Below are records. Copy every line with "ZLJC" in it.

"""

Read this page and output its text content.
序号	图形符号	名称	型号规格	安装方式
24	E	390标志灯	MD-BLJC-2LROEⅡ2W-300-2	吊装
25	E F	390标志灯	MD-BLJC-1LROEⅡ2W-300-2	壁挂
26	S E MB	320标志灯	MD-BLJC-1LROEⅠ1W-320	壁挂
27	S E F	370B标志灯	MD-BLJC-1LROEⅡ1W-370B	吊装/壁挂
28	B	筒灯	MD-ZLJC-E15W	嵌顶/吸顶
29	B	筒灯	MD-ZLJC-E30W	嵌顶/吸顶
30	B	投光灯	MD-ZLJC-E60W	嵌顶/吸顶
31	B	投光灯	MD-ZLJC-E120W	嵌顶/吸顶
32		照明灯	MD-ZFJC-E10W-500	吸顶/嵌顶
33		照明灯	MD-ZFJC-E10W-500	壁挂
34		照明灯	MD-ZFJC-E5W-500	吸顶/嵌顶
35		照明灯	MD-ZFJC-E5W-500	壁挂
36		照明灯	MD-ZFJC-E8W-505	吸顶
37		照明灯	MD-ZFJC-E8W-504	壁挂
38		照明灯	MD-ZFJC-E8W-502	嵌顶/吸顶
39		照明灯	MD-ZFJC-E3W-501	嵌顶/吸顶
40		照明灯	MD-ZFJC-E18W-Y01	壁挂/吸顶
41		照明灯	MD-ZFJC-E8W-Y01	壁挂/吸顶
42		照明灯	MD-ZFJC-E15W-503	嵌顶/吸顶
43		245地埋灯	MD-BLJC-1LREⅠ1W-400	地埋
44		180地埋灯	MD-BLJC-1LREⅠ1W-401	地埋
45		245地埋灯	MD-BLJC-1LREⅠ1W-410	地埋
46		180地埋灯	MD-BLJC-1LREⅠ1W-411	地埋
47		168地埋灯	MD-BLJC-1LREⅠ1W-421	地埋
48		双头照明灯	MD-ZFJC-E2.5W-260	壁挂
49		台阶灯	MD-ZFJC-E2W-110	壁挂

"""

The response:
28	B	筒灯	MD-ZLJC-E15W	嵌顶/吸顶
29	B	筒灯	MD-ZLJC-E30W	嵌顶/吸顶
30	B	投光灯	MD-ZLJC-E60W	嵌顶/吸顶
31	B	投光灯	MD-ZLJC-E120W	嵌顶/吸顶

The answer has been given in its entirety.